> Task directions
Extract, from the listing that follows, each line containing the word "text".

> Extracted records
==========

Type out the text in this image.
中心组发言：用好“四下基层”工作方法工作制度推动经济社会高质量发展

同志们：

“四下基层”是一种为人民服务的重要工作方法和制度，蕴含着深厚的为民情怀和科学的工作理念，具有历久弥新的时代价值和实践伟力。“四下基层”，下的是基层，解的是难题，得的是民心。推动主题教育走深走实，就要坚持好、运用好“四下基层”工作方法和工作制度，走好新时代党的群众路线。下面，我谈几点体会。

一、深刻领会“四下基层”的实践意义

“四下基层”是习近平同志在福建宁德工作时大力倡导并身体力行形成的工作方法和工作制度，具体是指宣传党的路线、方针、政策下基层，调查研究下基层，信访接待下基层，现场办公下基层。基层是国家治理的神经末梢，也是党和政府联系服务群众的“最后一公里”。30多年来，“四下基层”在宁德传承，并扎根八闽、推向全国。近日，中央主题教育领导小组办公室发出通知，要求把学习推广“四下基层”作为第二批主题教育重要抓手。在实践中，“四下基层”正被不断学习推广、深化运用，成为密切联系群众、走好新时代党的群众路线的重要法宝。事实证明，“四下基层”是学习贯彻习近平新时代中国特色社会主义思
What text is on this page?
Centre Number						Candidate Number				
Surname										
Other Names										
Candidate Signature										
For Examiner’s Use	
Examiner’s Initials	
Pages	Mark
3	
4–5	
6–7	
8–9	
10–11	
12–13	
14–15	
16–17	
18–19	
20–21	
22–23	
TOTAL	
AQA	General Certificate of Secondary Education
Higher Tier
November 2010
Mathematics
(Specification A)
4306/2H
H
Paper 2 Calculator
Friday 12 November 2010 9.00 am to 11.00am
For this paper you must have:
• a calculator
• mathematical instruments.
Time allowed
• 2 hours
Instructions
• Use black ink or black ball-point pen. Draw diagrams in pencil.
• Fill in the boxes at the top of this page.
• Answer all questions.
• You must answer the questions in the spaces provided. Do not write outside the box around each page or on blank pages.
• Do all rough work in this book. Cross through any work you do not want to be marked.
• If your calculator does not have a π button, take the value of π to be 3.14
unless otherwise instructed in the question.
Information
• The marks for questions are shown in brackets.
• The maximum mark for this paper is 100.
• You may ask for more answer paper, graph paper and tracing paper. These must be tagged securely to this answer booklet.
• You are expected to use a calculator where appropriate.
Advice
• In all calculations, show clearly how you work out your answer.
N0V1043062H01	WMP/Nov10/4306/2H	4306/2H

==========

> Correct result
Type out the text in this image.
What text is on this page?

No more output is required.